[Begin EXTRACTED MATERIAL]

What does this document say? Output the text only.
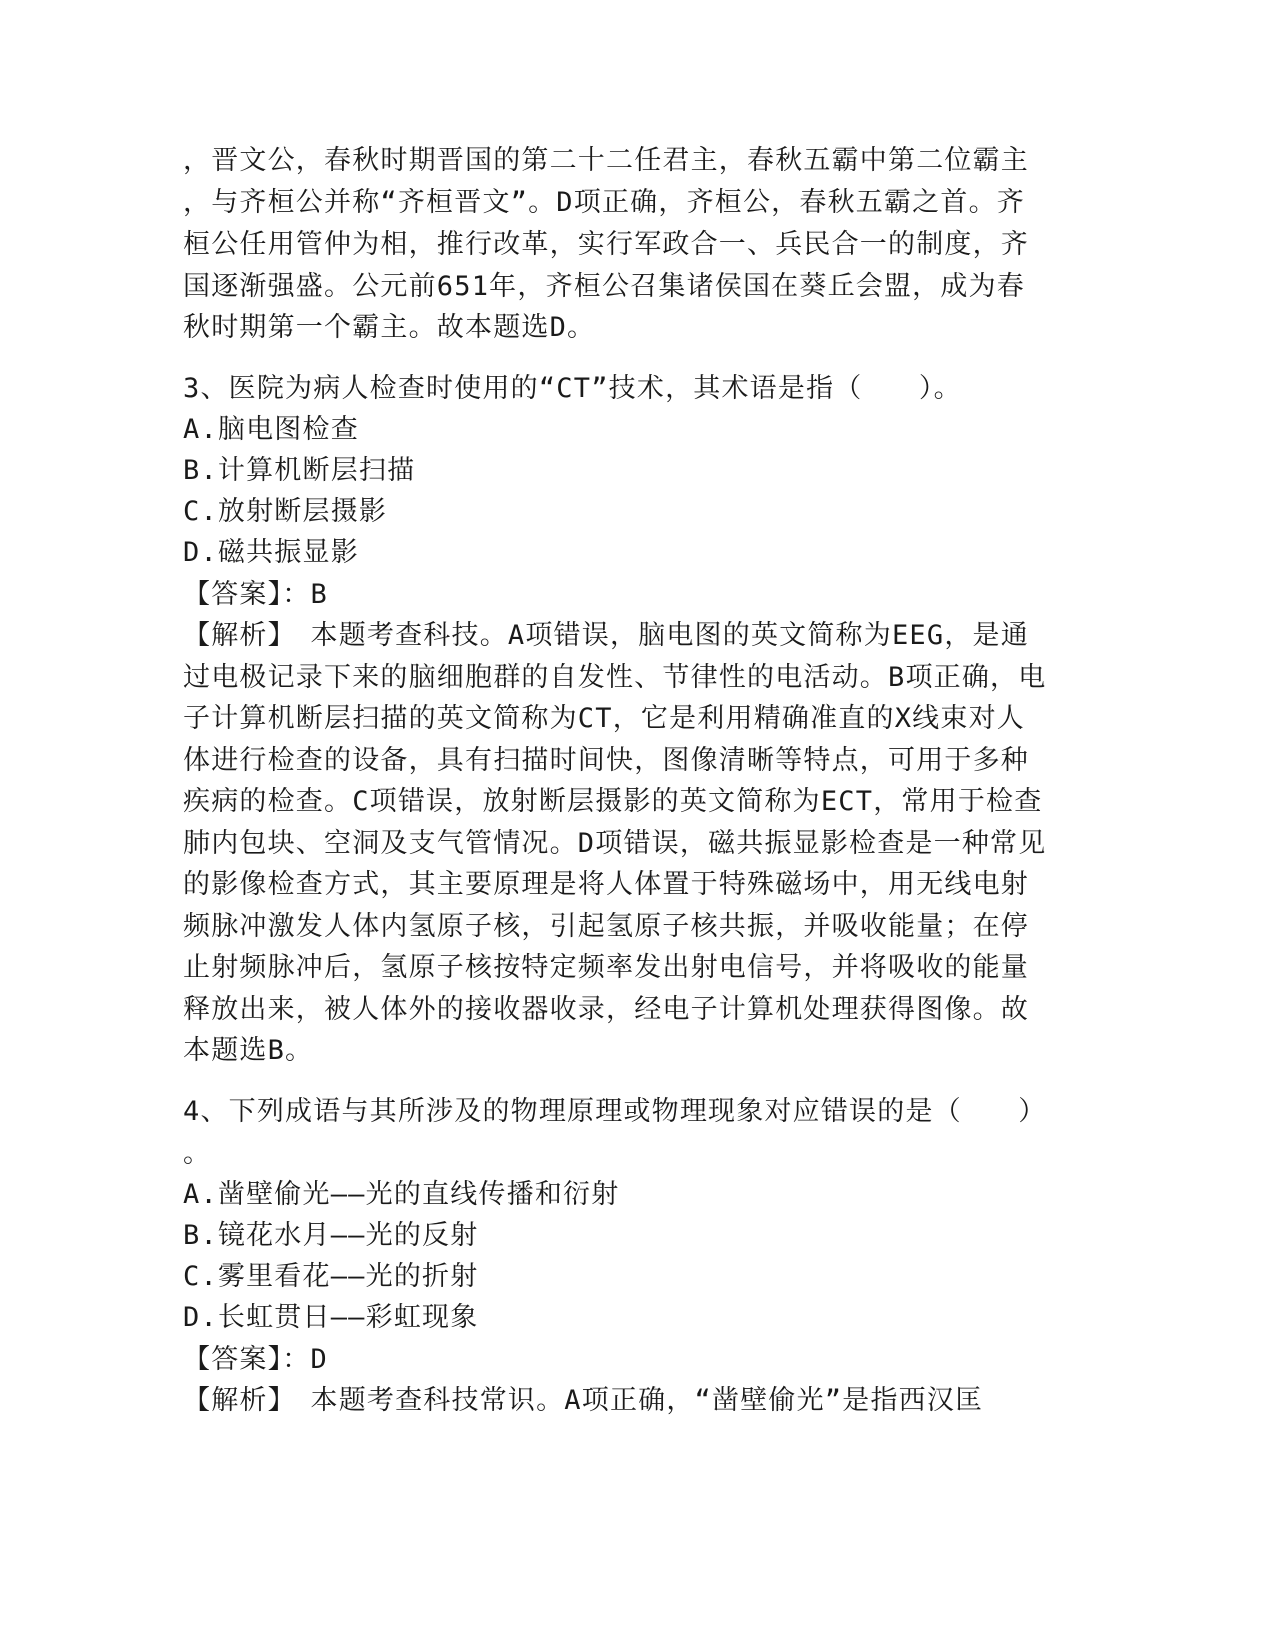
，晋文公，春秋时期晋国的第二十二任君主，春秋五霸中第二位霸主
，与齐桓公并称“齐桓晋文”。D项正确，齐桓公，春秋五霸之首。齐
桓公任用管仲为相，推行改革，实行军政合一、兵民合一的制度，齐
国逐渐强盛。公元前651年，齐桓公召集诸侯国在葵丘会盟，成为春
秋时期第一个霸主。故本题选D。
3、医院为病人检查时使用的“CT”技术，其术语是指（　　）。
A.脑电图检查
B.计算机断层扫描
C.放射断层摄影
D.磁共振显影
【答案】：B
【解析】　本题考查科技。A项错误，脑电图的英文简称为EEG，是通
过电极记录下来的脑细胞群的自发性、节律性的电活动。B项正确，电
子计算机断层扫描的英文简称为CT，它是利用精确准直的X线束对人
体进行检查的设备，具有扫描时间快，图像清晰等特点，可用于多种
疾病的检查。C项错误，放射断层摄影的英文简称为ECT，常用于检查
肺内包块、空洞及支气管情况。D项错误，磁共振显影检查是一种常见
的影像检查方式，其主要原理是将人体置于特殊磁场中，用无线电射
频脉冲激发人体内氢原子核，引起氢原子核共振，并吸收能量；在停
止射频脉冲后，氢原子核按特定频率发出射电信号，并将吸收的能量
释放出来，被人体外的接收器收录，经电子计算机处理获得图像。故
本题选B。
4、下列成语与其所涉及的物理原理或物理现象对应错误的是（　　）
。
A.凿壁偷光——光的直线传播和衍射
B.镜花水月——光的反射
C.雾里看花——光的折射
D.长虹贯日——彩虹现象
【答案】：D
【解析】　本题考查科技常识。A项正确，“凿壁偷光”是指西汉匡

[End EXTRACTED MATERIAL]
[Begin EXTRACTED MATERIAL]

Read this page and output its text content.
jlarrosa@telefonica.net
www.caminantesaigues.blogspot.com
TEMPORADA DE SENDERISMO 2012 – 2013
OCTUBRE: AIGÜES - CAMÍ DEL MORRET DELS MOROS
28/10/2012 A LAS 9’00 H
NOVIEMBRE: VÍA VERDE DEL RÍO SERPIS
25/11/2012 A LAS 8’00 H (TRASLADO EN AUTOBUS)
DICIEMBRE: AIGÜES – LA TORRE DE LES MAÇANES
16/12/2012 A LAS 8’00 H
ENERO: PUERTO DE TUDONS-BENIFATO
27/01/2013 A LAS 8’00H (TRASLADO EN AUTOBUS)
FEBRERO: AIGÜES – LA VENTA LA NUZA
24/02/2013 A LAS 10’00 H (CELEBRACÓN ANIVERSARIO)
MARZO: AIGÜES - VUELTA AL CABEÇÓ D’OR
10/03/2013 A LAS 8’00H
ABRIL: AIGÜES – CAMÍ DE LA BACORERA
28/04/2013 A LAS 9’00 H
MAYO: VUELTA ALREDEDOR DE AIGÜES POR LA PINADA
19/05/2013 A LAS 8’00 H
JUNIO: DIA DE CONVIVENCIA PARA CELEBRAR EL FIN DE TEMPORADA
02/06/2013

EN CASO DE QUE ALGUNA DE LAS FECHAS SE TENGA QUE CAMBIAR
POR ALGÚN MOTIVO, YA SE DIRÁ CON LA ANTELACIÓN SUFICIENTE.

[End EXTRACTED MATERIAL]

▶ TASK GOAL
Check all the records above and select each line where the string "this" is found.

▶ WORKED ANSWER
What does this document say? Output the text only.
Read this page and output its text content.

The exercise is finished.